What this exercise asks>
#1 Please render the rows between the lines holding "refresh-icon[interactable] [924,164,939,179]" and "panel-header: Failover Manager Node", inclusive, as a Markdown table with the columns Index and Row Text, numbering each row and leaving out blank lines.
#2 Write the next part of the HDBSCAN cluster-count thread, starting right after its last sentence.

Source excerpt>
begin

I got a Warning UserWarning: HDBSCAN can only compute 3 clusters. Setting n_clusters to 3...
when I specified param n_clusters=4, using HDBSCAN_flat(). Can I get the max_eom_clusters
before I specify the param?
Actually, max_eom_clusters(max_clusters) is calculated in flat.py line 656-657:
654 # With method 'eom', max clusters are produced for epsilon=0,
655 # as computed by
656 eom_base_clusters = condensed_tree._select_clusters()
657 max_clusters = len(eom_base_clusters)
However, I can't use function _select_clusters() in my class because it is protected.
I think we get a best count of clusters when using HDBSCAN().fit(X), but not a maximum of cluster count. So it's not good to use the best count as max_eom_clusters. Am I right?

end

Records provided>
begin

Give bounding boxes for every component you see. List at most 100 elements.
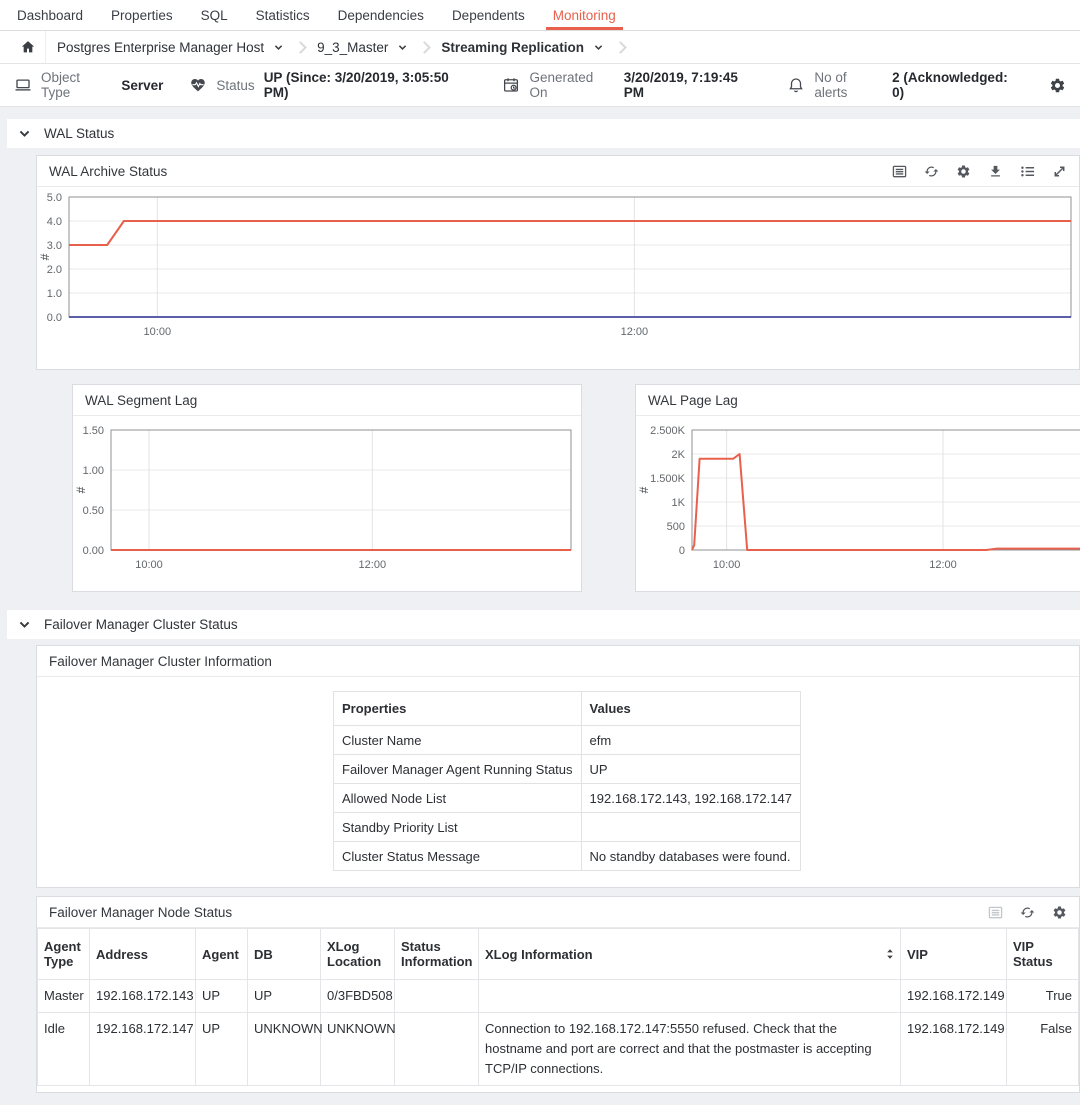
refresh-icon[interactable] [924,164,939,179]
breadcrumb-item-host[interactable]: Postgres Enterprise Manager Host [46,40,295,55]
property-cell: Failover Manager Agent Running Status [334,755,582,784]
panel-wal-segment-lag: WAL Segment Lag 0.000.501.001.5010:0012:… [72,384,582,592]
svg-text:3.0: 3.0 [47,240,62,252]
data-grid-icon[interactable] [892,164,907,179]
tab-sql[interactable]: SQL [194,0,235,30]
svg-text:4.0: 4.0 [47,216,62,228]
property-cell: Standby Priority List [334,813,582,842]
panel-header: Failover Manager Node Status [37,897,1079,928]
svg-text:0: 0 [679,545,685,557]
table-row: Cluster Name efm [334,726,801,755]
agent-type-cell: Idle [38,1013,90,1086]
settings-icon[interactable] [1049,77,1066,94]
column-header-agent-type[interactable]: Agent Type [38,929,90,980]
chevron-down-icon[interactable] [18,127,31,140]
panel-title: Failover Manager Cluster Information [49,654,272,669]
xlog-information-cell: Connection to 192.168.172.147:5550 refus… [479,1013,901,1086]
value-cell: 192.168.172.143, 192.168.172.147 [581,784,800,813]
panel-title: WAL Page Lag [648,393,738,408]
value-cell: UP [581,755,800,784]
svg-text:2K: 2K [672,449,686,461]
tab-monitoring[interactable]: Monitoring [546,0,623,30]
panel-toolbar [988,905,1067,920]
heartbeat-icon [189,76,207,94]
svg-text:1K: 1K [672,497,686,509]
column-header-xlog-information[interactable]: XLog Information [479,929,901,980]
value-cell: No standby databases were found. [581,842,800,871]
breadcrumb-separator-icon [614,41,627,54]
list-icon[interactable] [1020,164,1035,179]
bell-icon [787,76,805,94]
settings-icon[interactable] [1052,905,1067,920]
status-information-cell [395,1013,479,1086]
vip-cell: 192.168.172.149 [901,1013,1007,1086]
svg-text:12:00: 12:00 [621,326,649,338]
breadcrumb-item-server[interactable]: 9_3_Master [306,40,419,55]
column-header-status-information[interactable]: Status Information [395,929,479,980]
status-item: Status UP (Since: 3/20/2019, 3:05:50 PM) [189,70,476,100]
tab-properties[interactable]: Properties [104,0,180,30]
panel-node-status: Failover Manager Node Status Agent Type … [36,896,1080,1093]
status-value: UP (Since: 3/20/2019, 3:05:50 PM) [264,70,477,100]
svg-text:5.0: 5.0 [47,192,62,204]
svg-text:500: 500 [667,521,685,533]
xlog-location-cell: 0/3FBD508 [321,980,395,1013]
panel-toolbar [892,164,1067,179]
table-row: Allowed Node List 192.168.172.143, 192.1… [334,784,801,813]
column-header-address[interactable]: Address [90,929,196,980]
table-row-master: Master 192.168.172.143 UP UP 0/3FBD508 1… [38,980,1079,1013]
table-row: Standby Priority List [334,813,801,842]
expand-icon[interactable] [1052,164,1067,179]
tab-dashboard[interactable]: Dashboard [10,0,90,30]
svg-text:#: # [74,486,88,493]
home-icon[interactable] [10,31,46,63]
vip-status-cell: True [1007,980,1079,1013]
status-label: Status [216,78,254,93]
section-title: WAL Status [44,126,114,141]
caret-down-icon [397,42,408,53]
value-cell: efm [581,726,800,755]
section-failover-cluster-status[interactable]: Failover Manager Cluster Status [7,610,1080,639]
db-cell: UP [248,980,321,1013]
vip-status-cell: False [1007,1013,1079,1086]
panel-header: Failover Manager Cluster Information [37,646,1079,677]
settings-icon[interactable] [956,164,971,179]
column-header-agent[interactable]: Agent [196,929,248,980]
svg-text:1.500K: 1.500K [650,473,686,485]
svg-text:2.0: 2.0 [47,264,62,276]
xlog-information-cell [479,980,901,1013]
column-header-vip-status[interactable]: VIP Status [1007,929,1079,980]
refresh-icon[interactable] [1020,905,1035,920]
tab-statistics[interactable]: Statistics [249,0,317,30]
panel-wal-archive-status: WAL Archive Status 0.01.02.03.04.05.010:… [36,155,1080,370]
svg-text:10:00: 10:00 [713,559,741,571]
panel-title: Failover Manager Node Status [49,905,232,920]
data-grid-icon[interactable] [988,905,1003,920]
table-header-row: Properties Values [334,692,801,726]
tab-dependents[interactable]: Dependents [445,0,532,30]
column-header-xlog-location[interactable]: XLog Location [321,929,395,980]
status-information-cell [395,980,479,1013]
generated-on-label: Generated On [529,70,614,100]
download-icon[interactable] [988,164,1003,179]
column-header-db[interactable]: DB [248,929,321,980]
sort-icon[interactable] [886,948,894,960]
vip-cell: 192.168.172.149 [901,980,1007,1013]
section-wal-status[interactable]: WAL Status [7,119,1080,148]
svg-text:1.00: 1.00 [83,465,104,477]
section-title: Failover Manager Cluster Status [44,617,238,632]
generated-on-value: 3/20/2019, 7:19:45 PM [624,70,762,100]
breadcrumb-label: Streaming Replication [441,40,584,55]
column-header: Values [581,692,800,726]
object-type-value: Server [121,78,163,93]
address-cell: 192.168.172.147 [90,1013,196,1086]
tab-dependencies[interactable]: Dependencies [331,0,431,30]
svg-text:10:00: 10:00 [135,559,163,571]
property-cell: Cluster Status Message [334,842,582,871]
column-header-vip[interactable]: VIP [901,929,1007,980]
chevron-down-icon[interactable] [18,618,31,631]
breadcrumb-item-dashboard[interactable]: Streaming Replication [430,40,615,55]
column-header-label: XLog Information [485,947,593,962]
svg-text:1.50: 1.50 [83,425,104,437]
svg-text:10:00: 10:00 [144,326,172,338]
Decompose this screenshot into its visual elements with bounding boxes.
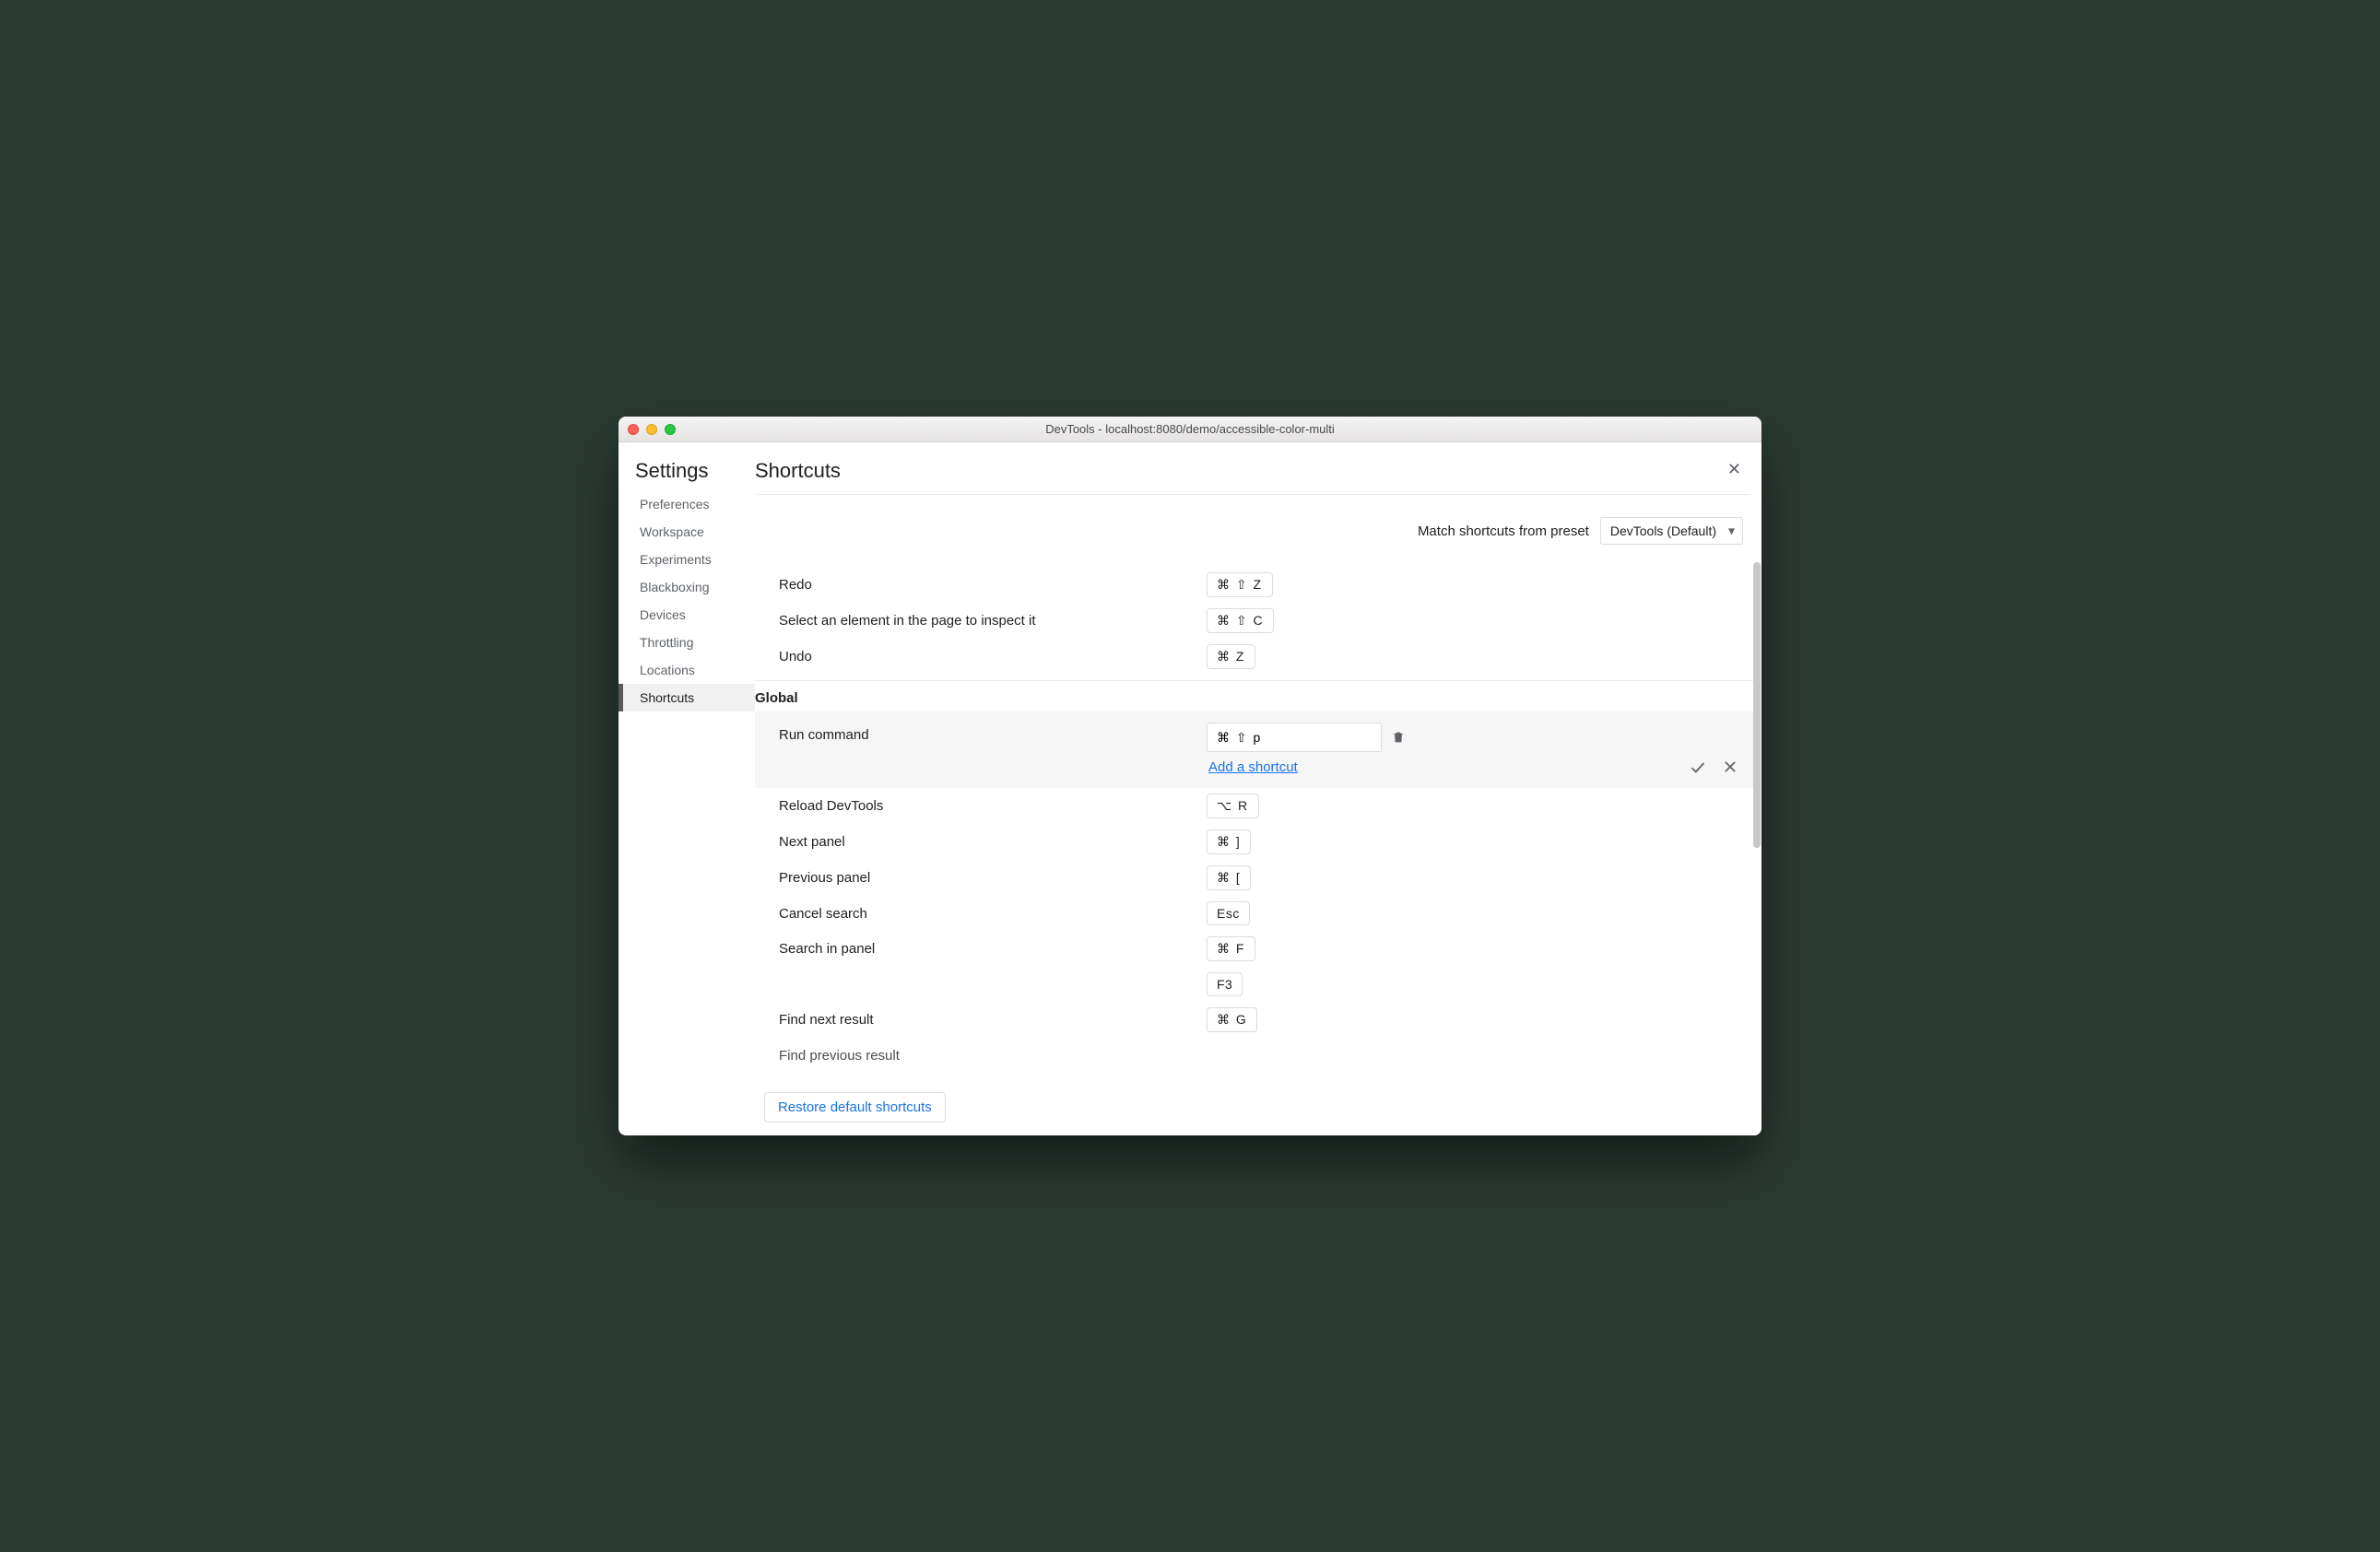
shortcut-label: Select an element in the page to inspect… xyxy=(755,608,1207,629)
shortcut-key[interactable]: ⌘ Z xyxy=(1207,644,1255,669)
shortcut-key[interactable]: ⌥ R xyxy=(1207,794,1259,818)
shortcut-key[interactable]: ⌘ ] xyxy=(1207,829,1251,854)
scrollbar[interactable] xyxy=(1753,562,1761,1124)
settings-sidebar: Settings Preferences Workspace Experimen… xyxy=(619,442,755,1135)
shortcut-row-editing: Run command Add a shortcut xyxy=(755,711,1754,788)
shortcut-key[interactable]: Esc xyxy=(1207,901,1250,925)
window-titlebar: DevTools - localhost:8080/demo/accessibl… xyxy=(619,417,1761,442)
add-shortcut-link[interactable]: Add a shortcut xyxy=(1207,759,1298,775)
chevron-down-icon: ▾ xyxy=(1728,523,1735,539)
preset-label: Match shortcuts from preset xyxy=(1418,523,1589,539)
shortcut-label: Redo xyxy=(755,572,1207,593)
shortcut-label: Run command xyxy=(755,723,1207,743)
sidebar-title: Settings xyxy=(619,459,755,490)
preset-select[interactable]: DevTools (Default) ▾ xyxy=(1600,517,1743,545)
shortcut-label: Search in panel xyxy=(755,936,1207,957)
shortcut-row[interactable]: Undo ⌘ Z xyxy=(755,639,1754,675)
shortcut-key[interactable]: ⌘ F xyxy=(1207,936,1255,961)
close-settings-button[interactable]: ✕ xyxy=(1724,459,1745,479)
shortcut-label: Reload DevTools xyxy=(755,794,1207,814)
preset-select-value: DevTools (Default) xyxy=(1610,523,1716,538)
shortcut-key[interactable]: ⌘ [ xyxy=(1207,865,1251,890)
checkmark-icon xyxy=(1690,759,1706,776)
shortcut-row[interactable]: Find previous result xyxy=(755,1038,1754,1069)
shortcut-key[interactable]: ⌘ ⇧ C xyxy=(1207,608,1274,633)
confirm-shortcut-button[interactable] xyxy=(1690,759,1706,781)
shortcut-key[interactable]: ⌘ ⇧ Z xyxy=(1207,572,1273,597)
shortcut-row[interactable]: Find next result ⌘ G xyxy=(755,1002,1754,1038)
sidebar-item-devices[interactable]: Devices xyxy=(619,601,755,629)
section-global-heading: Global xyxy=(755,680,1754,711)
app-window: DevTools - localhost:8080/demo/accessibl… xyxy=(619,417,1761,1135)
page-title: Shortcuts xyxy=(755,459,841,494)
restore-defaults-button[interactable]: Restore default shortcuts xyxy=(764,1092,946,1123)
shortcut-row[interactable]: Reload DevTools ⌥ R xyxy=(755,788,1754,824)
shortcut-label: Undo xyxy=(755,644,1207,664)
window-title: DevTools - localhost:8080/demo/accessibl… xyxy=(1045,422,1335,436)
shortcut-row[interactable]: F3 xyxy=(755,967,1754,1002)
trash-icon xyxy=(1391,730,1406,745)
shortcut-label xyxy=(755,972,1207,977)
shortcut-label: Cancel search xyxy=(755,901,1207,922)
scrollbar-thumb[interactable] xyxy=(1753,562,1761,848)
shortcut-row[interactable]: Select an element in the page to inspect… xyxy=(755,603,1754,639)
sidebar-item-locations[interactable]: Locations xyxy=(619,656,755,684)
window-zoom-button[interactable] xyxy=(665,424,676,435)
shortcut-label: Next panel xyxy=(755,829,1207,850)
preset-bar: Match shortcuts from preset DevTools (De… xyxy=(755,495,1761,567)
sidebar-item-blackboxing[interactable]: Blackboxing xyxy=(619,573,755,601)
main-panel: Shortcuts ✕ Match shortcuts from preset … xyxy=(755,442,1761,1135)
shortcut-row[interactable]: Next panel ⌘ ] xyxy=(755,824,1754,860)
cancel-shortcut-button[interactable] xyxy=(1723,759,1738,781)
shortcut-label: Find next result xyxy=(755,1007,1207,1028)
shortcut-key[interactable]: ⌘ G xyxy=(1207,1007,1257,1032)
content-area: Settings Preferences Workspace Experimen… xyxy=(619,442,1761,1135)
sidebar-item-workspace[interactable]: Workspace xyxy=(619,518,755,546)
shortcut-row[interactable]: Redo ⌘ ⇧ Z xyxy=(755,567,1754,603)
delete-shortcut-button[interactable] xyxy=(1391,730,1406,745)
shortcut-row[interactable]: Cancel search Esc xyxy=(755,896,1754,931)
shortcut-capture-input[interactable] xyxy=(1207,723,1382,752)
traffic-lights xyxy=(628,424,676,435)
shortcut-scroll-area[interactable]: Redo ⌘ ⇧ Z Select an element in the page… xyxy=(755,567,1761,1135)
window-close-button[interactable] xyxy=(628,424,639,435)
shortcut-row[interactable]: Search in panel ⌘ F xyxy=(755,931,1754,967)
shortcut-key[interactable]: F3 xyxy=(1207,972,1243,996)
window-minimize-button[interactable] xyxy=(646,424,657,435)
shortcut-row[interactable]: Previous panel ⌘ [ xyxy=(755,860,1754,896)
sidebar-item-throttling[interactable]: Throttling xyxy=(619,629,755,656)
close-icon xyxy=(1723,759,1738,774)
shortcut-label: Find previous result xyxy=(755,1043,1207,1064)
sidebar-item-experiments[interactable]: Experiments xyxy=(619,546,755,573)
shortcut-label: Previous panel xyxy=(755,865,1207,886)
sidebar-item-preferences[interactable]: Preferences xyxy=(619,490,755,518)
sidebar-item-shortcuts[interactable]: Shortcuts xyxy=(619,684,755,711)
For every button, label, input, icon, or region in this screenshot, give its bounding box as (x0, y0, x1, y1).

end

Response list>
#1
| Index | Row Text |
|---|---|
| 1 | refresh-icon[interactable] [924,164,939,179] |
| 2 | breadcrumb-item-host[interactable]: Postgres Enterprise Manager Host [46,40,295,55] |
| 3 | property-cell: Failover Manager Agent Running Status [334,755,582,784] |
| 4 | panel-wal-segment-lag: WAL Segment Lag 0.000.501.001.5010:0012:… [72,384,582,592] |
| 5 | svg-text:3.0: 3.0 [47,240,62,252] |
| 6 | data-grid-icon[interactable] [892,164,907,179] |
| 7 | tab-sql[interactable]: SQL [194,0,235,30] |
| 8 | svg-text:4.0: 4.0 [47,216,62,228] |
| 9 | property-cell: Standby Priority List [334,813,582,842] |
| 10 | panel-header: Failover Manager Node Status [37,897,1079,928] |

#2
I can extract the max_eom_clusters
value from the UserWarning as blow. But I don't think it's a really good solving.
import numpy as np
import matplotlib.pyplot as plt
from hdbscan.flat import HDBSCAN_flat
import re
# simulate two dimension data
np.random.seed(0)
data = np.random.rand(100, 2)
plt.scatter(x=data[:, 0], y=data[:, 1])
plt.show()
# get max_eom_clusters by excepting UserWarning which was filtered s error
import warnings
warnings.filterwarnings('error', category=UserWarning)
try:
huge_n_clusterer = 999
clusterer = HDBSCAN_flat(X=data, n_clusters=huge_n_clusterer)
except UserWarning as e:
numbers = re.findall("[0-9]+", e.args[0])
max_eom_clusters = eval(numbers[0])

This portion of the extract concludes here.